> [Problem details]:
Leave the pictures out and transcribe every record exactly.

[Recorded data]
-- Start --
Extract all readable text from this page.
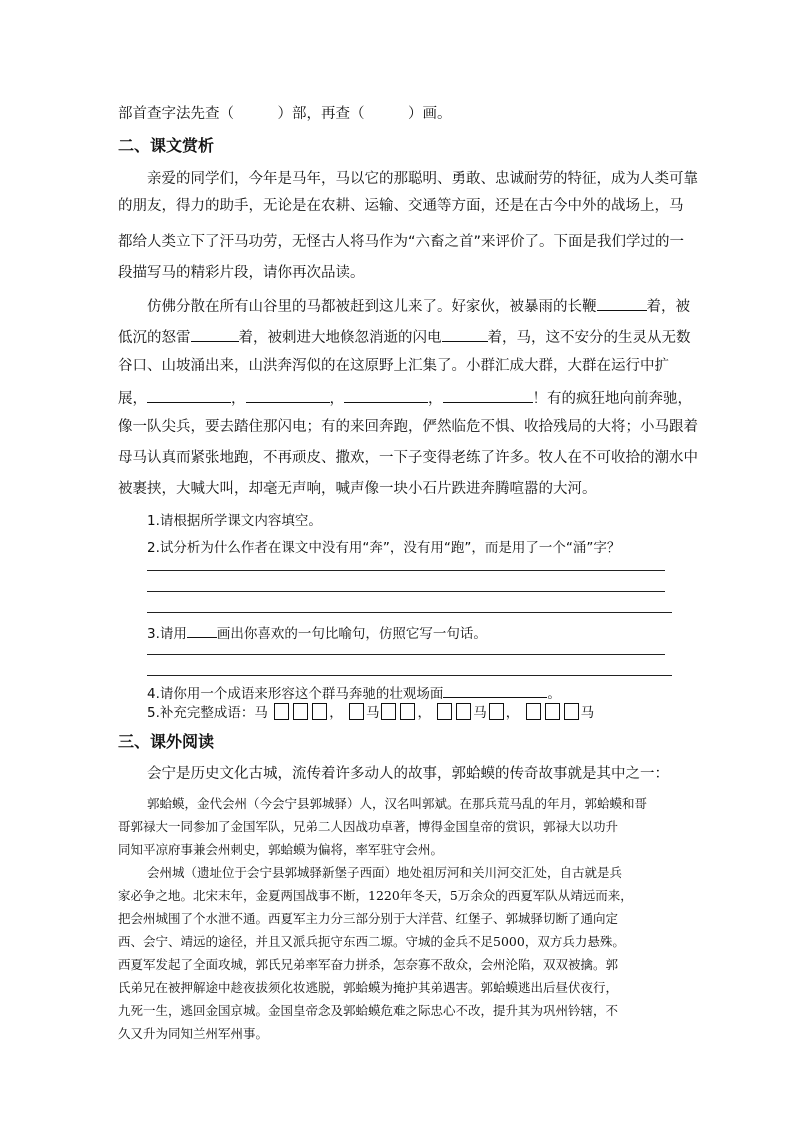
部首查字法先查（　　　）部，再查（　　　）画。
二、课文赏析
亲爱的同学们，今年是马年，马以它的那聪明、勇敢、忠诚耐劳的特征，成为人类可靠
的朋友，得力的助手，无论是在农耕、运输、交通等方面，还是在古今中外的战场上，马
都给人类立下了汗马功劳，无怪古人将马作为“六畜之首”来评价了。下面是我们学过的一
段描写马的精彩片段，请你再次品读。
仿佛分散在所有山谷里的马都被赶到这儿来了。好家伙，被暴雨的长鞭	着，被
低沉的怒雷	着，被刺进大地倏忽消逝的闪电	着，马，这不安分的生灵从无数
谷口、山坡涌出来，山洪奔泻似的在这原野上汇集了。小群汇成大群，大群在运行中扩
展，	，	，	，	！有的疯狂地向前奔驰，
像一队尖兵，要去踏住那闪电；有的来回奔跑，俨然临危不惧、收拾残局的大将；小马跟着
母马认真而紧张地跑，不再顽皮、撒欢，一下子变得老练了许多。牧人在不可收拾的潮水中
被裹挟，大喊大叫，却毫无声响，喊声像一块小石片跌进奔腾喧嚣的大河。
1.请根据所学课文内容填空。
2.试分析为什么作者在课文中没有用“奔”，没有用“跑”，而是用了一个“涌”字？
3.请用 画出你喜欢的一句比喻句，仿照它写一句话。
4.请你用一个成语来形容这个群马奔驰的壮观场面	。
5.补充完整成语：马	， 马	，	马 ，	马
三、课外阅读
会宁是历史文化古城，流传着许多动人的故事，郭蛤蟆的传奇故事就是其中之一：
郭蛤蟆，金代会州（今会宁县郭城驿）人，汉名叫郭斌。在那兵荒马乱的年月，郭蛤蟆和哥
哥郭禄大一同参加了金国军队，兄弟二人因战功卓著，博得金国皇帝的赏识，郭禄大以功升
同知平凉府事兼会州刺史，郭蛤蟆为偏将，率军驻守会州。
会州城（遗址位于会宁县郭城驿新堡子西面）地处祖厉河和关川河交汇处，自古就是兵
家必争之地。北宋末年，金夏两国战事不断，1220年冬天，5万余众的西夏军队从靖远而来，
把会州城围了个水泄不通。西夏军主力分三部分别于大洋营、红堡子、郭城驿切断了通向定
西、会宁、靖远的途径，并且又派兵扼守东西二塬。守城的金兵不足5000，双方兵力悬殊。
西夏军发起了全面攻城，郭氏兄弟率军奋力拼杀，怎奈寡不敌众，会州沦陷，双双被擒。郭
氏弟兄在被押解途中趁夜拔须化妆逃脱，郭蛤蟆为掩护其弟遇害。郭蛤蟆逃出后昼伏夜行，
九死一生，逃回金国京城。金国皇帝念及郭蛤蟆危难之际忠心不改，提升其为巩州钤辖，不
久又升为同知兰州军州事。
-- End --
> [Task solution]:
Extract all readable text from this page.
部首查字法先查（　　　）部，再查（　　　）画。
二、课文赏析
亲爱的同学们，今年是马年，马以它的那聪明、勇敢、忠诚耐劳的特征，成为人类可靠
的朋友，得力的助手，无论是在农耕、运输、交通等方面，还是在古今中外的战场上，马
都给人类立下了汗马功劳，无怪古人将马作为“六畜之首”来评价了。下面是我们学过的一
段描写马的精彩片段，请你再次品读。
仿佛分散在所有山谷里的马都被赶到这儿来了。好家伙，被暴雨的长鞭	着，被
低沉的怒雷	着，被刺进大地倏忽消逝的闪电	着，马，这不安分的生灵从无数
谷口、山坡涌出来，山洪奔泻似的在这原野上汇集了。小群汇成大群，大群在运行中扩
展，	，	，	，	！有的疯狂地向前奔驰，
像一队尖兵，要去踏住那闪电；有的来回奔跑，俨然临危不惧、收拾残局的大将；小马跟着
母马认真而紧张地跑，不再顽皮、撒欢，一下子变得老练了许多。牧人在不可收拾的潮水中
被裹挟，大喊大叫，却毫无声响，喊声像一块小石片跌进奔腾喧嚣的大河。
1.请根据所学课文内容填空。
2.试分析为什么作者在课文中没有用“奔”，没有用“跑”，而是用了一个“涌”字？
3.请用 画出你喜欢的一句比喻句，仿照它写一句话。
4.请你用一个成语来形容这个群马奔驰的壮观场面	。
5.补充完整成语：马	， 马	，	马 ，	马
三、课外阅读
会宁是历史文化古城，流传着许多动人的故事，郭蛤蟆的传奇故事就是其中之一：
郭蛤蟆，金代会州（今会宁县郭城驿）人，汉名叫郭斌。在那兵荒马乱的年月，郭蛤蟆和哥
哥郭禄大一同参加了金国军队，兄弟二人因战功卓著，博得金国皇帝的赏识，郭禄大以功升
同知平凉府事兼会州刺史，郭蛤蟆为偏将，率军驻守会州。
会州城（遗址位于会宁县郭城驿新堡子西面）地处祖厉河和关川河交汇处，自古就是兵
家必争之地。北宋末年，金夏两国战事不断，1220年冬天，5万余众的西夏军队从靖远而来，
把会州城围了个水泄不通。西夏军主力分三部分别于大洋营、红堡子、郭城驿切断了通向定
西、会宁、靖远的途径，并且又派兵扼守东西二塬。守城的金兵不足5000，双方兵力悬殊。
西夏军发起了全面攻城，郭氏兄弟率军奋力拼杀，怎奈寡不敌众，会州沦陷，双双被擒。郭
氏弟兄在被押解途中趁夜拔须化妆逃脱，郭蛤蟆为掩护其弟遇害。郭蛤蟆逃出后昼伏夜行，
九死一生，逃回金国京城。金国皇帝念及郭蛤蟆危难之际忠心不改，提升其为巩州钤辖，不
久又升为同知兰州军州事。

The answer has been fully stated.